* Aim
Print each line exactly as it is given.

Items from a figure collection
════
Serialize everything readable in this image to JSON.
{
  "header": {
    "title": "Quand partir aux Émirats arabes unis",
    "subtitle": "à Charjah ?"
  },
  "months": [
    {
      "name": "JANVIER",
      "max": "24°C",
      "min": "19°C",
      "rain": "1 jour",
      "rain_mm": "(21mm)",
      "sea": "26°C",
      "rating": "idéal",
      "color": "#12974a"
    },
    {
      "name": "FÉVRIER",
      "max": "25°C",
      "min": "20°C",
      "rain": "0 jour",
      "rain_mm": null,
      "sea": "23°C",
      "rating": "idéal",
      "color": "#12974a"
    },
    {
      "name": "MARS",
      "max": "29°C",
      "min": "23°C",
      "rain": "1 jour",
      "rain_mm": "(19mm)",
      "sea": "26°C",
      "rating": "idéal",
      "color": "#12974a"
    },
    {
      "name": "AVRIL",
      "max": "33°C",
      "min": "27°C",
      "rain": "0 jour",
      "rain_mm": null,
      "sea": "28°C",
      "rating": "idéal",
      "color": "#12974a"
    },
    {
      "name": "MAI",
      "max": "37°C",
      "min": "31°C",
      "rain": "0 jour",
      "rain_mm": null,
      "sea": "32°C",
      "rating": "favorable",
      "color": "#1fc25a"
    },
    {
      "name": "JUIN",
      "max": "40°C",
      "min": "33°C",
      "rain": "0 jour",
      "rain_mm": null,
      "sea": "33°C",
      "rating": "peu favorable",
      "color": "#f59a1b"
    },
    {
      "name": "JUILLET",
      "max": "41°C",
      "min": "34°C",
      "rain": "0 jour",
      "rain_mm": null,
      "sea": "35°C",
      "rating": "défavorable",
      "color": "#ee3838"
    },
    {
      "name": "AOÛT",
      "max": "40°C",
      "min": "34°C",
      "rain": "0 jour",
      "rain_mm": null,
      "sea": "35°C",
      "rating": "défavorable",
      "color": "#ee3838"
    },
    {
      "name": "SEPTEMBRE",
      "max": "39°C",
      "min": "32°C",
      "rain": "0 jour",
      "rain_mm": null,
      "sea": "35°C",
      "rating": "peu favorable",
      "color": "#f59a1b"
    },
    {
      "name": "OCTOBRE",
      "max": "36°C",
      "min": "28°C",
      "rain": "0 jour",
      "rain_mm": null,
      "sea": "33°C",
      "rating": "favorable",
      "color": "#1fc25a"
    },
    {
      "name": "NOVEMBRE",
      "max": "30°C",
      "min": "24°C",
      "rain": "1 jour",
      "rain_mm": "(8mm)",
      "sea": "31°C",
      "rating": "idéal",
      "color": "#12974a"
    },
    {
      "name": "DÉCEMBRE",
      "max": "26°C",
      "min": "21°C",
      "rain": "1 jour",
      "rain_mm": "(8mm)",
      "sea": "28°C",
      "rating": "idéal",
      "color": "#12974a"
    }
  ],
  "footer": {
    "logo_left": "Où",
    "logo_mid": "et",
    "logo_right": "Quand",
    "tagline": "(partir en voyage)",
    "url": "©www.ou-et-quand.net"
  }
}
════
* Result of this task
Serialize everything readable in this image to JSON.
{
  "header": {
    "title": "Quand partir aux Émirats arabes unis",
    "subtitle": "à Charjah ?"
  },
  "months": [
    {
      "name": "JANVIER",
      "max": "24°C",
      "min": "19°C",
      "rain": "1 jour",
      "rain_mm": "(21mm)",
      "sea": "26°C",
      "rating": "idéal",
      "color": "#12974a"
    },
    {
      "name": "FÉVRIER",
      "max": "25°C",
      "min": "20°C",
      "rain": "0 jour",
      "rain_mm": null,
      "sea": "23°C",
      "rating": "idéal",
      "color": "#12974a"
    },
    {
      "name": "MARS",
      "max": "29°C",
      "min": "23°C",
      "rain": "1 jour",
      "rain_mm": "(19mm)",
      "sea": "26°C",
      "rating": "idéal",
      "color": "#12974a"
    },
    {
      "name": "AVRIL",
      "max": "33°C",
      "min": "27°C",
      "rain": "0 jour",
      "rain_mm": null,
      "sea": "28°C",
      "rating": "idéal",
      "color": "#12974a"
    },
    {
      "name": "MAI",
      "max": "37°C",
      "min": "31°C",
      "rain": "0 jour",
      "rain_mm": null,
      "sea": "32°C",
      "rating": "favorable",
      "color": "#1fc25a"
    },
    {
      "name": "JUIN",
      "max": "40°C",
      "min": "33°C",
      "rain": "0 jour",
      "rain_mm": null,
      "sea": "33°C",
      "rating": "peu favorable",
      "color": "#f59a1b"
    },
    {
      "name": "JUILLET",
      "max": "41°C",
      "min": "34°C",
      "rain": "0 jour",
      "rain_mm": null,
      "sea": "35°C",
      "rating": "défavorable",
      "color": "#ee3838"
    },
    {
      "name": "AOÛT",
      "max": "40°C",
      "min": "34°C",
      "rain": "0 jour",
      "rain_mm": null,
      "sea": "35°C",
      "rating": "défavorable",
      "color": "#ee3838"
    },
    {
      "name": "SEPTEMBRE",
      "max": "39°C",
      "min": "32°C",
      "rain": "0 jour",
      "rain_mm": null,
      "sea": "35°C",
      "rating": "peu favorable",
      "color": "#f59a1b"
    },
    {
      "name": "OCTOBRE",
      "max": "36°C",
      "min": "28°C",
      "rain": "0 jour",
      "rain_mm": null,
      "sea": "33°C",
      "rating": "favorable",
      "color": "#1fc25a"
    },
    {
      "name": "NOVEMBRE",
      "max": "30°C",
      "min": "24°C",
      "rain": "1 jour",
      "rain_mm": "(8mm)",
      "sea": "31°C",
      "rating": "idéal",
      "color": "#12974a"
    },
    {
      "name": "DÉCEMBRE",
      "max": "26°C",
      "min": "21°C",
      "rain": "1 jour",
      "rain_mm": "(8mm)",
      "sea": "28°C",
      "rating": "idéal",
      "color": "#12974a"
    }
  ],
  "footer": {
    "logo_left": "Où",
    "logo_mid": "et",
    "logo_right": "Quand",
    "tagline": "(partir en voyage)",
    "url": "©www.ou-et-quand.net"
  }
}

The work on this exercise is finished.